Directive: Without the pictures, give the entries below again exactly as written.

#### Exercise material

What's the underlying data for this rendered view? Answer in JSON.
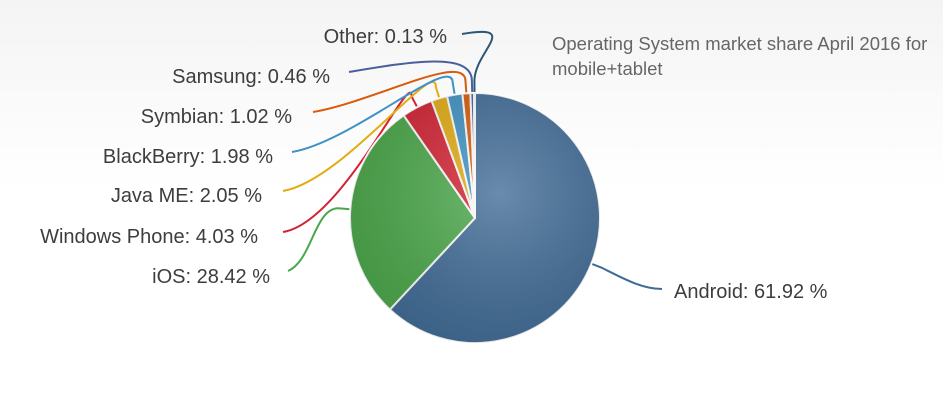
{
  "chart_data": {
    "type": "pie",
    "title": "Operating System market share April 2016 for mobile+tablet",
    "value_suffix": " %",
    "slices": [
      {
        "name": "Android",
        "value": 61.92,
        "display": "61.92",
        "color": "#3f6b96"
      },
      {
        "name": "iOS",
        "value": 28.42,
        "display": "28.42",
        "color": "#4aa84a"
      },
      {
        "name": "Windows Phone",
        "value": 4.03,
        "display": "4.03",
        "color": "#d42232"
      },
      {
        "name": "Java ME",
        "value": 2.05,
        "display": "2.05",
        "color": "#e3ac12"
      },
      {
        "name": "BlackBerry",
        "value": 1.98,
        "display": "1.98",
        "color": "#3f92c4"
      },
      {
        "name": "Symbian",
        "value": 1.02,
        "display": "1.02",
        "color": "#d85a0a"
      },
      {
        "name": "Samsung",
        "value": 0.46,
        "display": "0.46",
        "color": "#4a5f9e"
      },
      {
        "name": "Other",
        "value": 0.13,
        "display": "0.13",
        "color": "#2e5575"
      }
    ]
  }
}
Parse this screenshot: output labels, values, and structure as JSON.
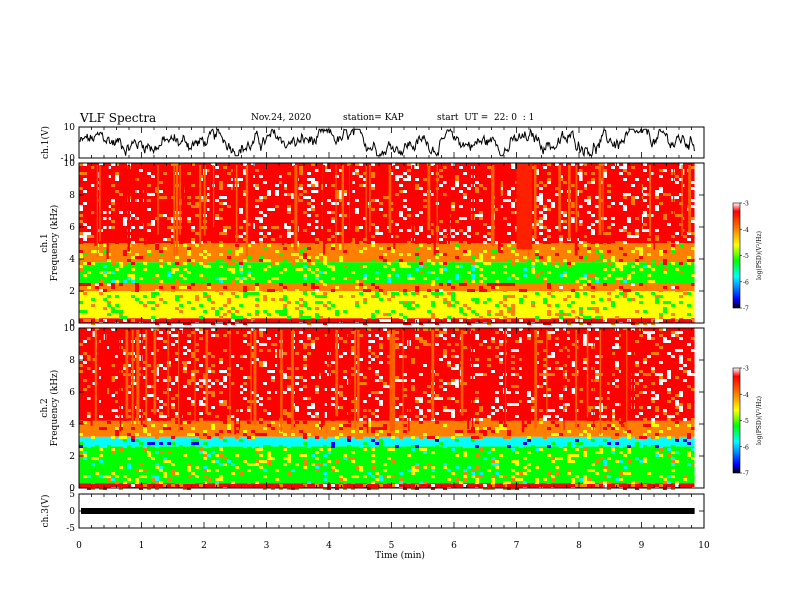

########

Answer for the task:
What's the underlying data for this rendered view? Answer in JSON.
{
  "chart_data": {
    "type": "pie",
    "title": "Operating System market share April 2016 for mobile+tablet",
    "value_suffix": " %",
    "slices": [
      {
        "name": "Android",
        "value": 61.92,
        "display": "61.92",
        "color": "#3f6b96"
      },
      {
        "name": "iOS",
        "value": 28.42,
        "display": "28.42",
        "color": "#4aa84a"
      },
      {
        "name": "Windows Phone",
        "value": 4.03,
        "display": "4.03",
        "color": "#d42232"
      },
      {
        "name": "Java ME",
        "value": 2.05,
        "display": "2.05",
        "color": "#e3ac12"
      },
      {
        "name": "BlackBerry",
        "value": 1.98,
        "display": "1.98",
        "color": "#3f92c4"
      },
      {
        "name": "Symbian",
        "value": 1.02,
        "display": "1.02",
        "color": "#d85a0a"
      },
      {
        "name": "Samsung",
        "value": 0.46,
        "display": "0.46",
        "color": "#4a5f9e"
      },
      {
        "name": "Other",
        "value": 0.13,
        "display": "0.13",
        "color": "#2e5575"
      }
    ]
  }
}
Parse this screenshot: output labels, values, and structure as JSON.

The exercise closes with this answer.